* _TO BE DONE_: All entries below are to be set down again, identical to the source.

* _RECORDS_:

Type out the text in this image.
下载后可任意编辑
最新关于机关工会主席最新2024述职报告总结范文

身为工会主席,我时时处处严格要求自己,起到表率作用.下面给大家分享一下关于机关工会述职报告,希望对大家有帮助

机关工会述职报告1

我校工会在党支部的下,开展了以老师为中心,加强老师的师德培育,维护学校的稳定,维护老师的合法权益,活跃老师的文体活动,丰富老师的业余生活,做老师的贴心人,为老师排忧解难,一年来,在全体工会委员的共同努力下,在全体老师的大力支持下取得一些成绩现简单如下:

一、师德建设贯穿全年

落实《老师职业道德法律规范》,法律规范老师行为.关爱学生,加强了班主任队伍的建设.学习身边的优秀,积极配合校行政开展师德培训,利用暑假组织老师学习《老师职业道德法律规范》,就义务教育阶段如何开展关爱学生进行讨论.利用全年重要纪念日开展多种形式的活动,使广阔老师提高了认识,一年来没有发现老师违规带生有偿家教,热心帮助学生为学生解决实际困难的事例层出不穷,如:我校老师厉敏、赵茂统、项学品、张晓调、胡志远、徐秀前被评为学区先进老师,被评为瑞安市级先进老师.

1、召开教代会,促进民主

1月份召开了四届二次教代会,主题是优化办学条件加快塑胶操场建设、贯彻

* _THE RESULT_:
Type out the text in this image.
下载后可任意编辑
最新关于机关工会主席最新2024述职报告总结范文

身为工会主席,我时时处处严格要求自己,起到表率作用.下面给大家分享一下关于机关工会述职报告,希望对大家有帮助

机关工会述职报告1

我校工会在党支部的下,开展了以老师为中心,加强老师的师德培育,维护学校的稳定,维护老师的合法权益,活跃老师的文体活动,丰富老师的业余生活,做老师的贴心人,为老师排忧解难,一年来,在全体工会委员的共同努力下,在全体老师的大力支持下取得一些成绩现简单如下:

一、师德建设贯穿全年

落实《老师职业道德法律规范》,法律规范老师行为.关爱学生,加强了班主任队伍的建设.学习身边的优秀,积极配合校行政开展师德培训,利用暑假组织老师学习《老师职业道德法律规范》,就义务教育阶段如何开展关爱学生进行讨论.利用全年重要纪念日开展多种形式的活动,使广阔老师提高了认识,一年来没有发现老师违规带生有偿家教,热心帮助学生为学生解决实际困难的事例层出不穷,如:我校老师厉敏、赵茂统、项学品、张晓调、胡志远、徐秀前被评为学区先进老师,被评为瑞安市级先进老师.

1、召开教代会,促进民主

1月份召开了四届二次教代会,主题是优化办学条件加快塑胶操场建设、贯彻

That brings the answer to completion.